__Task__:
Repeat the records below exactly, leaving out any pictures.
## start Extracted material
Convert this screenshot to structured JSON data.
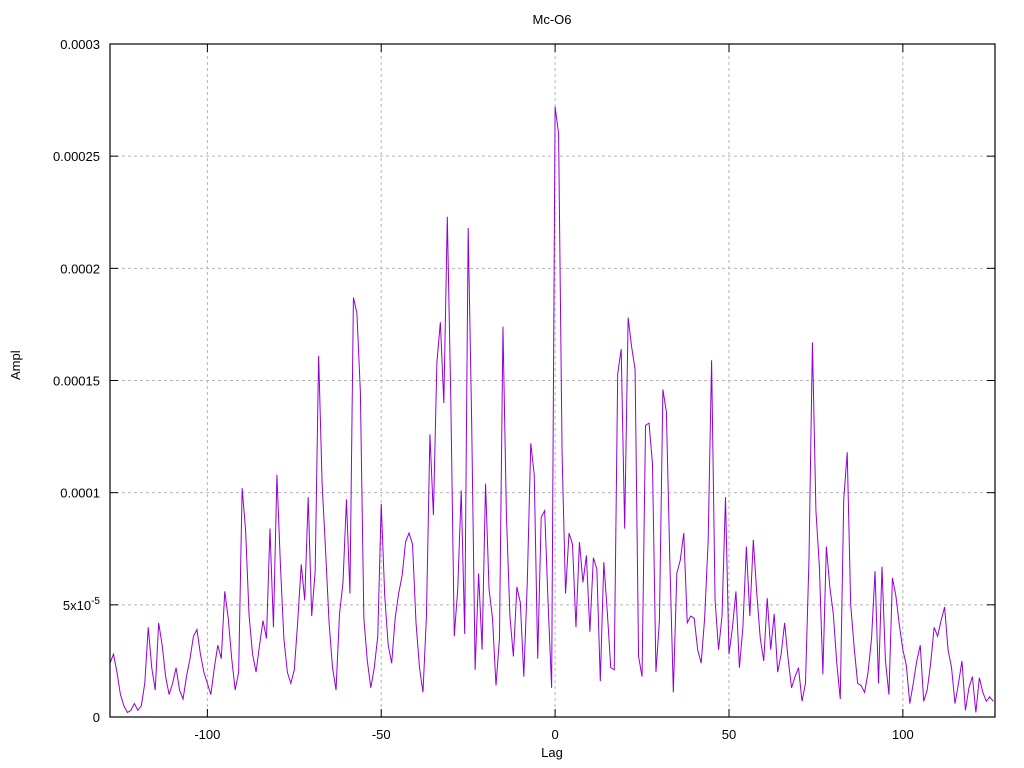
{
  "title": "Mc-O6",
  "axes": {
    "x_label": "Lag",
    "y_label": "Ampl"
  },
  "colors": {
    "line": "#9400d3",
    "border": "#000000",
    "grid": "#b4b4b4",
    "background": "#ffffff"
  },
  "chart_data": {
    "type": "line",
    "title": "Mc-O6",
    "xlabel": "Lag",
    "ylabel": "Ampl",
    "legend": "none",
    "grid": true,
    "xlim": [
      -128,
      126.5
    ],
    "ylim": [
      0,
      0.0003
    ],
    "x_ticks": [
      {
        "value": -100,
        "label": "-100"
      },
      {
        "value": -50,
        "label": "-50"
      },
      {
        "value": 0,
        "label": "0"
      },
      {
        "value": 50,
        "label": "50"
      },
      {
        "value": 100,
        "label": "100"
      }
    ],
    "y_ticks": [
      {
        "value": 0,
        "label": "0"
      },
      {
        "value": 5e-05,
        "label": "5x10^-5"
      },
      {
        "value": 0.0001,
        "label": "0.0001"
      },
      {
        "value": 0.00015,
        "label": "0.00015"
      },
      {
        "value": 0.0002,
        "label": "0.0002"
      },
      {
        "value": 0.00025,
        "label": "0.00025"
      },
      {
        "value": 0.0003,
        "label": "0.0003"
      }
    ],
    "series_name": "Ampl",
    "x_start": -128,
    "x_step": 1,
    "value_scale": 1e-05,
    "values": [
      2.4,
      2.8,
      2.0,
      1.0,
      0.5,
      0.2,
      0.3,
      0.6,
      0.3,
      0.5,
      1.5,
      4.0,
      2.2,
      1.2,
      4.2,
      3.2,
      1.8,
      1.0,
      1.5,
      2.2,
      1.2,
      0.8,
      1.8,
      2.6,
      3.6,
      3.9,
      2.8,
      2.0,
      1.5,
      1.0,
      2.2,
      3.2,
      2.6,
      5.6,
      4.4,
      2.6,
      1.2,
      2.0,
      10.2,
      8.3,
      4.5,
      2.8,
      2.0,
      3.2,
      4.3,
      3.5,
      8.4,
      4.0,
      10.8,
      6.8,
      3.5,
      2.0,
      1.5,
      2.1,
      4.3,
      6.8,
      5.2,
      9.8,
      4.5,
      6.5,
      16.1,
      10.4,
      7.4,
      4.2,
      2.2,
      1.2,
      4.6,
      6.0,
      9.7,
      5.5,
      18.7,
      18.0,
      14.5,
      4.4,
      2.5,
      1.3,
      2.2,
      3.6,
      9.5,
      5.4,
      3.2,
      2.4,
      4.4,
      5.5,
      6.3,
      7.8,
      8.2,
      7.7,
      4.2,
      2.2,
      1.1,
      4.5,
      12.6,
      9.0,
      15.8,
      17.6,
      14.0,
      22.3,
      14.2,
      3.6,
      5.7,
      10.1,
      3.7,
      21.8,
      13.2,
      2.1,
      6.4,
      3.0,
      10.4,
      5.7,
      4.4,
      1.4,
      3.5,
      17.4,
      9.0,
      4.5,
      2.7,
      5.8,
      5.1,
      1.8,
      6.0,
      12.2,
      10.8,
      2.6,
      8.9,
      9.2,
      5.0,
      1.3,
      27.2,
      26.0,
      11.8,
      5.5,
      8.2,
      7.7,
      4.0,
      7.8,
      6.0,
      7.2,
      3.8,
      7.1,
      6.6,
      1.6,
      6.9,
      4.7,
      2.2,
      2.1,
      15.3,
      16.4,
      8.4,
      17.8,
      16.5,
      15.5,
      2.7,
      1.8,
      13.0,
      13.1,
      11.3,
      2.0,
      4.3,
      14.6,
      13.6,
      6.9,
      1.1,
      6.4,
      7.0,
      8.2,
      4.2,
      4.5,
      4.4,
      3.0,
      2.4,
      4.4,
      7.8,
      15.9,
      5.2,
      3.0,
      4.5,
      9.8,
      2.8,
      4.0,
      5.6,
      2.2,
      4.0,
      7.6,
      4.5,
      7.9,
      5.5,
      3.5,
      2.5,
      5.3,
      3.0,
      4.6,
      2.0,
      2.8,
      4.2,
      2.6,
      1.3,
      1.8,
      2.2,
      0.7,
      1.5,
      7.0,
      16.7,
      9.2,
      6.7,
      1.9,
      7.6,
      5.8,
      4.6,
      2.4,
      0.8,
      9.7,
      11.8,
      5.0,
      3.1,
      1.5,
      1.4,
      1.1,
      2.0,
      3.5,
      6.5,
      1.5,
      6.7,
      2.5,
      1.0,
      6.2,
      5.4,
      4.1,
      3.0,
      2.3,
      0.6,
      1.5,
      2.5,
      3.2,
      0.7,
      1.2,
      2.4,
      4.0,
      3.6,
      4.3,
      4.9,
      3.0,
      2.2,
      0.6,
      1.5,
      2.5,
      0.3,
      1.3,
      1.8,
      0.2,
      1.75,
      1.1,
      0.7,
      0.9,
      0.7
    ]
  }
}
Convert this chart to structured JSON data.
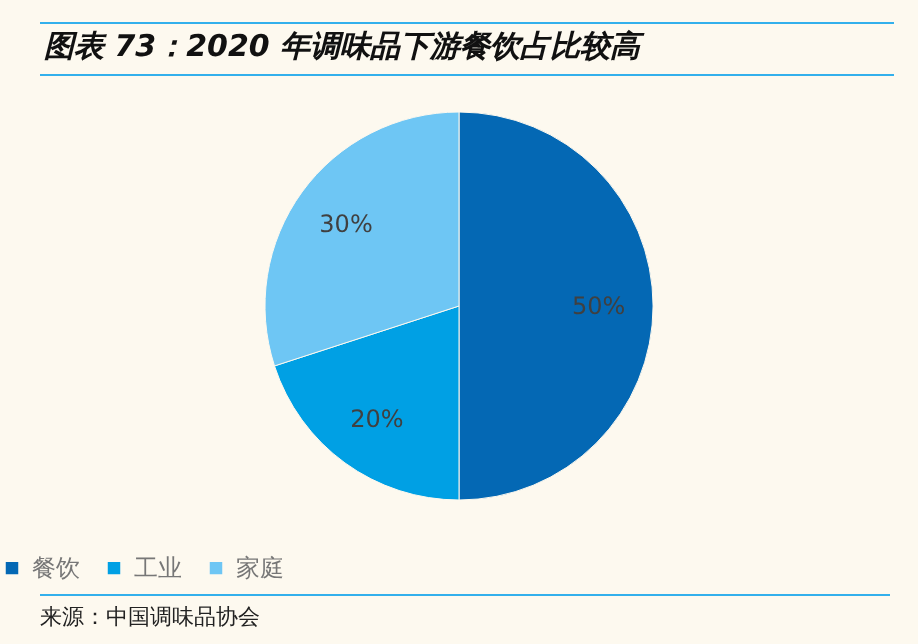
{
  "chart_data": {
    "type": "pie",
    "title": "图表 73：2020 年调味品下游餐饮占比较高",
    "categories": [
      "餐饮",
      "工业",
      "家庭"
    ],
    "values": [
      50,
      20,
      30
    ],
    "colors": [
      "#0468b4",
      "#00a0e4",
      "#6ec6f4"
    ],
    "value_labels": [
      "50%",
      "20%",
      "30%"
    ],
    "legend": "bottom",
    "annotations": [
      "来源：中国调味品协会"
    ]
  }
}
## end Extracted material
__Task answer__:
Convert this screenshot to structured JSON data.
{
  "title": "Mc-O6",
  "axes": {
    "x_label": "Lag",
    "y_label": "Ampl"
  },
  "colors": {
    "line": "#9400d3",
    "border": "#000000",
    "grid": "#b4b4b4",
    "background": "#ffffff"
  },
  "chart_data": {
    "type": "line",
    "title": "Mc-O6",
    "xlabel": "Lag",
    "ylabel": "Ampl",
    "legend": "none",
    "grid": true,
    "xlim": [
      -128,
      126.5
    ],
    "ylim": [
      0,
      0.0003
    ],
    "x_ticks": [
      {
        "value": -100,
        "label": "-100"
      },
      {
        "value": -50,
        "label": "-50"
      },
      {
        "value": 0,
        "label": "0"
      },
      {
        "value": 50,
        "label": "50"
      },
      {
        "value": 100,
        "label": "100"
      }
    ],
    "y_ticks": [
      {
        "value": 0,
        "label": "0"
      },
      {
        "value": 5e-05,
        "label": "5x10^-5"
      },
      {
        "value": 0.0001,
        "label": "0.0001"
      },
      {
        "value": 0.00015,
        "label": "0.00015"
      },
      {
        "value": 0.0002,
        "label": "0.0002"
      },
      {
        "value": 0.00025,
        "label": "0.00025"
      },
      {
        "value": 0.0003,
        "label": "0.0003"
      }
    ],
    "series_name": "Ampl",
    "x_start": -128,
    "x_step": 1,
    "value_scale": 1e-05,
    "values": [
      2.4,
      2.8,
      2.0,
      1.0,
      0.5,
      0.2,
      0.3,
      0.6,
      0.3,
      0.5,
      1.5,
      4.0,
      2.2,
      1.2,
      4.2,
      3.2,
      1.8,
      1.0,
      1.5,
      2.2,
      1.2,
      0.8,
      1.8,
      2.6,
      3.6,
      3.9,
      2.8,
      2.0,
      1.5,
      1.0,
      2.2,
      3.2,
      2.6,
      5.6,
      4.4,
      2.6,
      1.2,
      2.0,
      10.2,
      8.3,
      4.5,
      2.8,
      2.0,
      3.2,
      4.3,
      3.5,
      8.4,
      4.0,
      10.8,
      6.8,
      3.5,
      2.0,
      1.5,
      2.1,
      4.3,
      6.8,
      5.2,
      9.8,
      4.5,
      6.5,
      16.1,
      10.4,
      7.4,
      4.2,
      2.2,
      1.2,
      4.6,
      6.0,
      9.7,
      5.5,
      18.7,
      18.0,
      14.5,
      4.4,
      2.5,
      1.3,
      2.2,
      3.6,
      9.5,
      5.4,
      3.2,
      2.4,
      4.4,
      5.5,
      6.3,
      7.8,
      8.2,
      7.7,
      4.2,
      2.2,
      1.1,
      4.5,
      12.6,
      9.0,
      15.8,
      17.6,
      14.0,
      22.3,
      14.2,
      3.6,
      5.7,
      10.1,
      3.7,
      21.8,
      13.2,
      2.1,
      6.4,
      3.0,
      10.4,
      5.7,
      4.4,
      1.4,
      3.5,
      17.4,
      9.0,
      4.5,
      2.7,
      5.8,
      5.1,
      1.8,
      6.0,
      12.2,
      10.8,
      2.6,
      8.9,
      9.2,
      5.0,
      1.3,
      27.2,
      26.0,
      11.8,
      5.5,
      8.2,
      7.7,
      4.0,
      7.8,
      6.0,
      7.2,
      3.8,
      7.1,
      6.6,
      1.6,
      6.9,
      4.7,
      2.2,
      2.1,
      15.3,
      16.4,
      8.4,
      17.8,
      16.5,
      15.5,
      2.7,
      1.8,
      13.0,
      13.1,
      11.3,
      2.0,
      4.3,
      14.6,
      13.6,
      6.9,
      1.1,
      6.4,
      7.0,
      8.2,
      4.2,
      4.5,
      4.4,
      3.0,
      2.4,
      4.4,
      7.8,
      15.9,
      5.2,
      3.0,
      4.5,
      9.8,
      2.8,
      4.0,
      5.6,
      2.2,
      4.0,
      7.6,
      4.5,
      7.9,
      5.5,
      3.5,
      2.5,
      5.3,
      3.0,
      4.6,
      2.0,
      2.8,
      4.2,
      2.6,
      1.3,
      1.8,
      2.2,
      0.7,
      1.5,
      7.0,
      16.7,
      9.2,
      6.7,
      1.9,
      7.6,
      5.8,
      4.6,
      2.4,
      0.8,
      9.7,
      11.8,
      5.0,
      3.1,
      1.5,
      1.4,
      1.1,
      2.0,
      3.5,
      6.5,
      1.5,
      6.7,
      2.5,
      1.0,
      6.2,
      5.4,
      4.1,
      3.0,
      2.3,
      0.6,
      1.5,
      2.5,
      3.2,
      0.7,
      1.2,
      2.4,
      4.0,
      3.6,
      4.3,
      4.9,
      3.0,
      2.2,
      0.6,
      1.5,
      2.5,
      0.3,
      1.3,
      1.8,
      0.2,
      1.75,
      1.1,
      0.7,
      0.9,
      0.7
    ]
  }
}
Convert this chart to structured JSON data.
{
  "chart_data": {
    "type": "pie",
    "title": "图表 73：2020 年调味品下游餐饮占比较高",
    "categories": [
      "餐饮",
      "工业",
      "家庭"
    ],
    "values": [
      50,
      20,
      30
    ],
    "colors": [
      "#0468b4",
      "#00a0e4",
      "#6ec6f4"
    ],
    "value_labels": [
      "50%",
      "20%",
      "30%"
    ],
    "legend": "bottom",
    "annotations": [
      "来源：中国调味品协会"
    ]
  }
}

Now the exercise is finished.